◆ Listed records
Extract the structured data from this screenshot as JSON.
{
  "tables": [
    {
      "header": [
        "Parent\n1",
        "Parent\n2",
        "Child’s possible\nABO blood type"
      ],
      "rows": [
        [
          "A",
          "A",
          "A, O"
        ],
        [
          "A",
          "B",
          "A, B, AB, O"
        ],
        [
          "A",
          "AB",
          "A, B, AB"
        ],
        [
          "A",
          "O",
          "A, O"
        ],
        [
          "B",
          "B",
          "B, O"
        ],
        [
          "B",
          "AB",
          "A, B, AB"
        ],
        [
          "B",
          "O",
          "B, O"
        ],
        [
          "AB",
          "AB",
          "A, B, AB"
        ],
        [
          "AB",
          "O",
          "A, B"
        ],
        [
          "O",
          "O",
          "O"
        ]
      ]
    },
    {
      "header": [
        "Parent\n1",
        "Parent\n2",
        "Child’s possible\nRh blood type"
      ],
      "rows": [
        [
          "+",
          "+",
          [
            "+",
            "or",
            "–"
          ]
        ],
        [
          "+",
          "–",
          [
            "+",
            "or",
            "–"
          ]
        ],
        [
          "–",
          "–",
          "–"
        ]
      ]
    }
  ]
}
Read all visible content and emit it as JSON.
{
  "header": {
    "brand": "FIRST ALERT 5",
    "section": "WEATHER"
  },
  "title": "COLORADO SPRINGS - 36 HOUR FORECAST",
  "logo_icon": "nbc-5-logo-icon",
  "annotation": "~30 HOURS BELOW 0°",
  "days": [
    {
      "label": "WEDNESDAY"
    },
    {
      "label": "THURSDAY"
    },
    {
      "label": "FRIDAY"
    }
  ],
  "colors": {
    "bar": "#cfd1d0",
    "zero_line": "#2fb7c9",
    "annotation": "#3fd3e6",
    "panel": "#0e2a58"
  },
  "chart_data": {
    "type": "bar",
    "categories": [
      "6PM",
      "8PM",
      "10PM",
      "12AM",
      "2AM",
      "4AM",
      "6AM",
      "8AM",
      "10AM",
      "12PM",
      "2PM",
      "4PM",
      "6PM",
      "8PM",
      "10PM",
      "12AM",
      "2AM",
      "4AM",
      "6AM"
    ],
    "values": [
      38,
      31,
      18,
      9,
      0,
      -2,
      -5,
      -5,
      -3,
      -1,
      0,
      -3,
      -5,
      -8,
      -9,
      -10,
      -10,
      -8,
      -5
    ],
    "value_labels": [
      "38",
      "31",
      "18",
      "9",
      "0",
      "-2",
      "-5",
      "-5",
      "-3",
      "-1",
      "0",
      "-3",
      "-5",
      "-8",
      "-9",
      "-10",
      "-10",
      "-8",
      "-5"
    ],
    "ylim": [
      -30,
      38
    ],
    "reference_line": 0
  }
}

◆ Your objective
Every entry above should be retyped exactly as shown.

◆ Answer to the exercise
Extract the structured data from this screenshot as JSON.
{
  "tables": [
    {
      "header": [
        "Parent\n1",
        "Parent\n2",
        "Child’s possible\nABO blood type"
      ],
      "rows": [
        [
          "A",
          "A",
          "A, O"
        ],
        [
          "A",
          "B",
          "A, B, AB, O"
        ],
        [
          "A",
          "AB",
          "A, B, AB"
        ],
        [
          "A",
          "O",
          "A, O"
        ],
        [
          "B",
          "B",
          "B, O"
        ],
        [
          "B",
          "AB",
          "A, B, AB"
        ],
        [
          "B",
          "O",
          "B, O"
        ],
        [
          "AB",
          "AB",
          "A, B, AB"
        ],
        [
          "AB",
          "O",
          "A, B"
        ],
        [
          "O",
          "O",
          "O"
        ]
      ]
    },
    {
      "header": [
        "Parent\n1",
        "Parent\n2",
        "Child’s possible\nRh blood type"
      ],
      "rows": [
        [
          "+",
          "+",
          [
            "+",
            "or",
            "–"
          ]
        ],
        [
          "+",
          "–",
          [
            "+",
            "or",
            "–"
          ]
        ],
        [
          "–",
          "–",
          "–"
        ]
      ]
    }
  ]
}
Read all visible content and emit it as JSON.
{
  "header": {
    "brand": "FIRST ALERT 5",
    "section": "WEATHER"
  },
  "title": "COLORADO SPRINGS - 36 HOUR FORECAST",
  "logo_icon": "nbc-5-logo-icon",
  "annotation": "~30 HOURS BELOW 0°",
  "days": [
    {
      "label": "WEDNESDAY"
    },
    {
      "label": "THURSDAY"
    },
    {
      "label": "FRIDAY"
    }
  ],
  "colors": {
    "bar": "#cfd1d0",
    "zero_line": "#2fb7c9",
    "annotation": "#3fd3e6",
    "panel": "#0e2a58"
  },
  "chart_data": {
    "type": "bar",
    "categories": [
      "6PM",
      "8PM",
      "10PM",
      "12AM",
      "2AM",
      "4AM",
      "6AM",
      "8AM",
      "10AM",
      "12PM",
      "2PM",
      "4PM",
      "6PM",
      "8PM",
      "10PM",
      "12AM",
      "2AM",
      "4AM",
      "6AM"
    ],
    "values": [
      38,
      31,
      18,
      9,
      0,
      -2,
      -5,
      -5,
      -3,
      -1,
      0,
      -3,
      -5,
      -8,
      -9,
      -10,
      -10,
      -8,
      -5
    ],
    "value_labels": [
      "38",
      "31",
      "18",
      "9",
      "0",
      "-2",
      "-5",
      "-5",
      "-3",
      "-1",
      "0",
      "-3",
      "-5",
      "-8",
      "-9",
      "-10",
      "-10",
      "-8",
      "-5"
    ],
    "ylim": [
      -30,
      38
    ],
    "reference_line": 0
  }
}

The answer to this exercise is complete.